─── Available data

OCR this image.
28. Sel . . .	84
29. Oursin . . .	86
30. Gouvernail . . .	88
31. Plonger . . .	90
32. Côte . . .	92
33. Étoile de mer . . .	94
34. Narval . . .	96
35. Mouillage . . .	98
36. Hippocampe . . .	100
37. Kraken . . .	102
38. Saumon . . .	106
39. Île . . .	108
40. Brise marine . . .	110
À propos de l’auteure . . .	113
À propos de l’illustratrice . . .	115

──────

_Requirements_. Each line that has the word "propos" counts once. How many such lines are in the data? Give the number alone.

_Solution below_. 2